> TASK PROMPT
Reproduce every record below exactly as it appears.

> SUPPLIED ENTRIES
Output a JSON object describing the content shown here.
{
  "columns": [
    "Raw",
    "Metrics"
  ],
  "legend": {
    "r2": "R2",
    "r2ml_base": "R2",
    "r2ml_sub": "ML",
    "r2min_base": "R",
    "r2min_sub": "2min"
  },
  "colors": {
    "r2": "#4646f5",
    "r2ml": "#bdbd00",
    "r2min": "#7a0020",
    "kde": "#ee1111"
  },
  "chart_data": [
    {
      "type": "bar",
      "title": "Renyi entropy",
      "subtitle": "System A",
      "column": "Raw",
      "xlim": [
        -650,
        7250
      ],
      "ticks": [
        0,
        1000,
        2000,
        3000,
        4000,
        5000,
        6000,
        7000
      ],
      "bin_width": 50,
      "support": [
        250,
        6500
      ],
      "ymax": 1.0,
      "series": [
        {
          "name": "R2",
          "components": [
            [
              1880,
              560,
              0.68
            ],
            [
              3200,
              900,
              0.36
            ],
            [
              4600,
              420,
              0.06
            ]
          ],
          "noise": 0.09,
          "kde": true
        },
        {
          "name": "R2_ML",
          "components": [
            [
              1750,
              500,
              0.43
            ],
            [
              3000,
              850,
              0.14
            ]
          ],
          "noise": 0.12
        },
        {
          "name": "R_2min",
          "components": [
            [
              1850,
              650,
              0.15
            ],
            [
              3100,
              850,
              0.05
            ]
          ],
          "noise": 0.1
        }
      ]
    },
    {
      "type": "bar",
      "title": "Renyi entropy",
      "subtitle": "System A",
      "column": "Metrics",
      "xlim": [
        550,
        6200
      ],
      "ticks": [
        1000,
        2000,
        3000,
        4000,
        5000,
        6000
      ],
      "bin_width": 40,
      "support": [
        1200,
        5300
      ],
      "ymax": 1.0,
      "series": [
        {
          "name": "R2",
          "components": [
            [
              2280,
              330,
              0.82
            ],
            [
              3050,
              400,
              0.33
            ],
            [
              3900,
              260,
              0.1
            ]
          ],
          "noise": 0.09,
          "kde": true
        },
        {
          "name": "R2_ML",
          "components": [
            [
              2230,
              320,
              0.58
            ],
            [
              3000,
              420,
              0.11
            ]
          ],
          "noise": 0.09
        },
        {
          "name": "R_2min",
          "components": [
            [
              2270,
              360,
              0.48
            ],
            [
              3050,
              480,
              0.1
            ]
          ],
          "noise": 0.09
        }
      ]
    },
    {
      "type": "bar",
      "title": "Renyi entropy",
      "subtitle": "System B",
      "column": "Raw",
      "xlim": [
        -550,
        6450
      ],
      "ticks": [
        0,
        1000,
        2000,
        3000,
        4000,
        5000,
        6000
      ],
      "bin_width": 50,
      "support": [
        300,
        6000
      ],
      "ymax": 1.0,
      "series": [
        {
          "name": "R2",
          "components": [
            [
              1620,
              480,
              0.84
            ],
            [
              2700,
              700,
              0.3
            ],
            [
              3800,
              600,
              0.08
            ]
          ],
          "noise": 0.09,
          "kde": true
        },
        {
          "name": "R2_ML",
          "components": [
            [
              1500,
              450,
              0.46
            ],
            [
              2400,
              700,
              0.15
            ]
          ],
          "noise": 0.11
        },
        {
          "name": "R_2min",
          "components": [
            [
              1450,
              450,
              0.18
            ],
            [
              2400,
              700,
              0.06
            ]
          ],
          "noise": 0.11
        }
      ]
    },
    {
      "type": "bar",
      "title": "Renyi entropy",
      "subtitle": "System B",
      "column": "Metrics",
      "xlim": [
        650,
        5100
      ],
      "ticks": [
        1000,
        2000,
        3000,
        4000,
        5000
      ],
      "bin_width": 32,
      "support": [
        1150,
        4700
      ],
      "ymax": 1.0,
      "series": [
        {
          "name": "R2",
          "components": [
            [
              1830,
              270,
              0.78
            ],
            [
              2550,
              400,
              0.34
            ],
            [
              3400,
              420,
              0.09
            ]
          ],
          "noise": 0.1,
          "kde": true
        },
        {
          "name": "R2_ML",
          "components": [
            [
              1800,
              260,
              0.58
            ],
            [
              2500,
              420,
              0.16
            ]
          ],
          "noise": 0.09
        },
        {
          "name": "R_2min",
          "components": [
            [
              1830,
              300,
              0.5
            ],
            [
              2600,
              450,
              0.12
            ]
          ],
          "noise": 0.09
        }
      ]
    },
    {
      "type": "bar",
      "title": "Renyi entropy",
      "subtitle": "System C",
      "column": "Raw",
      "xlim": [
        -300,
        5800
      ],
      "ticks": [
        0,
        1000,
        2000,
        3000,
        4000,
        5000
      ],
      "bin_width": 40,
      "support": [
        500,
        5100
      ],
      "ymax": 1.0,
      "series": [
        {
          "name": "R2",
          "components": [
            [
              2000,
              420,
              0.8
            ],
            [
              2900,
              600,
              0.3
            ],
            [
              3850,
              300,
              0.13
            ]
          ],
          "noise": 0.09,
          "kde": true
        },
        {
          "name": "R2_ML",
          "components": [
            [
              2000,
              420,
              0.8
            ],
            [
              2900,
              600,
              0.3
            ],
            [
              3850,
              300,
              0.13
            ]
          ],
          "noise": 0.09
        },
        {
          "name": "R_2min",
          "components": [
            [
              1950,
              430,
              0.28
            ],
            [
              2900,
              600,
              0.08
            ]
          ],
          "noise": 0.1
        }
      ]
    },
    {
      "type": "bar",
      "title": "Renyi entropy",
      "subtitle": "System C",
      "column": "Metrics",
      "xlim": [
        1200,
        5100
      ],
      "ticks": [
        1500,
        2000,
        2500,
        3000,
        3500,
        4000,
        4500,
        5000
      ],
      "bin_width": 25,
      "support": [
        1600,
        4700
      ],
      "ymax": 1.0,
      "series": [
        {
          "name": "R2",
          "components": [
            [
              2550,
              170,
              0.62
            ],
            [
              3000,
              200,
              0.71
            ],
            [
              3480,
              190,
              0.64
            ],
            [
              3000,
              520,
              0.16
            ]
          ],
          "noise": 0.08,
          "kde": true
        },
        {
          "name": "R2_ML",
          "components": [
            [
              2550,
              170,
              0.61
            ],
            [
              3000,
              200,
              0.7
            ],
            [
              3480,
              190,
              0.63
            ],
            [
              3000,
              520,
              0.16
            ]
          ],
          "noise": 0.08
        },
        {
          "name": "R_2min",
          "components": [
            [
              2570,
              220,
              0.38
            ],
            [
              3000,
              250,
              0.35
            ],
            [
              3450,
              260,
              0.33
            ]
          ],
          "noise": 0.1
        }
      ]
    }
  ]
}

> TASK OUTPUT
Output a JSON object describing the content shown here.
{
  "columns": [
    "Raw",
    "Metrics"
  ],
  "legend": {
    "r2": "R2",
    "r2ml_base": "R2",
    "r2ml_sub": "ML",
    "r2min_base": "R",
    "r2min_sub": "2min"
  },
  "colors": {
    "r2": "#4646f5",
    "r2ml": "#bdbd00",
    "r2min": "#7a0020",
    "kde": "#ee1111"
  },
  "chart_data": [
    {
      "type": "bar",
      "title": "Renyi entropy",
      "subtitle": "System A",
      "column": "Raw",
      "xlim": [
        -650,
        7250
      ],
      "ticks": [
        0,
        1000,
        2000,
        3000,
        4000,
        5000,
        6000,
        7000
      ],
      "bin_width": 50,
      "support": [
        250,
        6500
      ],
      "ymax": 1.0,
      "series": [
        {
          "name": "R2",
          "components": [
            [
              1880,
              560,
              0.68
            ],
            [
              3200,
              900,
              0.36
            ],
            [
              4600,
              420,
              0.06
            ]
          ],
          "noise": 0.09,
          "kde": true
        },
        {
          "name": "R2_ML",
          "components": [
            [
              1750,
              500,
              0.43
            ],
            [
              3000,
              850,
              0.14
            ]
          ],
          "noise": 0.12
        },
        {
          "name": "R_2min",
          "components": [
            [
              1850,
              650,
              0.15
            ],
            [
              3100,
              850,
              0.05
            ]
          ],
          "noise": 0.1
        }
      ]
    },
    {
      "type": "bar",
      "title": "Renyi entropy",
      "subtitle": "System A",
      "column": "Metrics",
      "xlim": [
        550,
        6200
      ],
      "ticks": [
        1000,
        2000,
        3000,
        4000,
        5000,
        6000
      ],
      "bin_width": 40,
      "support": [
        1200,
        5300
      ],
      "ymax": 1.0,
      "series": [
        {
          "name": "R2",
          "components": [
            [
              2280,
              330,
              0.82
            ],
            [
              3050,
              400,
              0.33
            ],
            [
              3900,
              260,
              0.1
            ]
          ],
          "noise": 0.09,
          "kde": true
        },
        {
          "name": "R2_ML",
          "components": [
            [
              2230,
              320,
              0.58
            ],
            [
              3000,
              420,
              0.11
            ]
          ],
          "noise": 0.09
        },
        {
          "name": "R_2min",
          "components": [
            [
              2270,
              360,
              0.48
            ],
            [
              3050,
              480,
              0.1
            ]
          ],
          "noise": 0.09
        }
      ]
    },
    {
      "type": "bar",
      "title": "Renyi entropy",
      "subtitle": "System B",
      "column": "Raw",
      "xlim": [
        -550,
        6450
      ],
      "ticks": [
        0,
        1000,
        2000,
        3000,
        4000,
        5000,
        6000
      ],
      "bin_width": 50,
      "support": [
        300,
        6000
      ],
      "ymax": 1.0,
      "series": [
        {
          "name": "R2",
          "components": [
            [
              1620,
              480,
              0.84
            ],
            [
              2700,
              700,
              0.3
            ],
            [
              3800,
              600,
              0.08
            ]
          ],
          "noise": 0.09,
          "kde": true
        },
        {
          "name": "R2_ML",
          "components": [
            [
              1500,
              450,
              0.46
            ],
            [
              2400,
              700,
              0.15
            ]
          ],
          "noise": 0.11
        },
        {
          "name": "R_2min",
          "components": [
            [
              1450,
              450,
              0.18
            ],
            [
              2400,
              700,
              0.06
            ]
          ],
          "noise": 0.11
        }
      ]
    },
    {
      "type": "bar",
      "title": "Renyi entropy",
      "subtitle": "System B",
      "column": "Metrics",
      "xlim": [
        650,
        5100
      ],
      "ticks": [
        1000,
        2000,
        3000,
        4000,
        5000
      ],
      "bin_width": 32,
      "support": [
        1150,
        4700
      ],
      "ymax": 1.0,
      "series": [
        {
          "name": "R2",
          "components": [
            [
              1830,
              270,
              0.78
            ],
            [
              2550,
              400,
              0.34
            ],
            [
              3400,
              420,
              0.09
            ]
          ],
          "noise": 0.1,
          "kde": true
        },
        {
          "name": "R2_ML",
          "components": [
            [
              1800,
              260,
              0.58
            ],
            [
              2500,
              420,
              0.16
            ]
          ],
          "noise": 0.09
        },
        {
          "name": "R_2min",
          "components": [
            [
              1830,
              300,
              0.5
            ],
            [
              2600,
              450,
              0.12
            ]
          ],
          "noise": 0.09
        }
      ]
    },
    {
      "type": "bar",
      "title": "Renyi entropy",
      "subtitle": "System C",
      "column": "Raw",
      "xlim": [
        -300,
        5800
      ],
      "ticks": [
        0,
        1000,
        2000,
        3000,
        4000,
        5000
      ],
      "bin_width": 40,
      "support": [
        500,
        5100
      ],
      "ymax": 1.0,
      "series": [
        {
          "name": "R2",
          "components": [
            [
              2000,
              420,
              0.8
            ],
            [
              2900,
              600,
              0.3
            ],
            [
              3850,
              300,
              0.13
            ]
          ],
          "noise": 0.09,
          "kde": true
        },
        {
          "name": "R2_ML",
          "components": [
            [
              2000,
              420,
              0.8
            ],
            [
              2900,
              600,
              0.3
            ],
            [
              3850,
              300,
              0.13
            ]
          ],
          "noise": 0.09
        },
        {
          "name": "R_2min",
          "components": [
            [
              1950,
              430,
              0.28
            ],
            [
              2900,
              600,
              0.08
            ]
          ],
          "noise": 0.1
        }
      ]
    },
    {
      "type": "bar",
      "title": "Renyi entropy",
      "subtitle": "System C",
      "column": "Metrics",
      "xlim": [
        1200,
        5100
      ],
      "ticks": [
        1500,
        2000,
        2500,
        3000,
        3500,
        4000,
        4500,
        5000
      ],
      "bin_width": 25,
      "support": [
        1600,
        4700
      ],
      "ymax": 1.0,
      "series": [
        {
          "name": "R2",
          "components": [
            [
              2550,
              170,
              0.62
            ],
            [
              3000,
              200,
              0.71
            ],
            [
              3480,
              190,
              0.64
            ],
            [
              3000,
              520,
              0.16
            ]
          ],
          "noise": 0.08,
          "kde": true
        },
        {
          "name": "R2_ML",
          "components": [
            [
              2550,
              170,
              0.61
            ],
            [
              3000,
              200,
              0.7
            ],
            [
              3480,
              190,
              0.63
            ],
            [
              3000,
              520,
              0.16
            ]
          ],
          "noise": 0.08
        },
        {
          "name": "R_2min",
          "components": [
            [
              2570,
              220,
              0.38
            ],
            [
              3000,
              250,
              0.35
            ],
            [
              3450,
              260,
              0.33
            ]
          ],
          "noise": 0.1
        }
      ]
    }
  ]
}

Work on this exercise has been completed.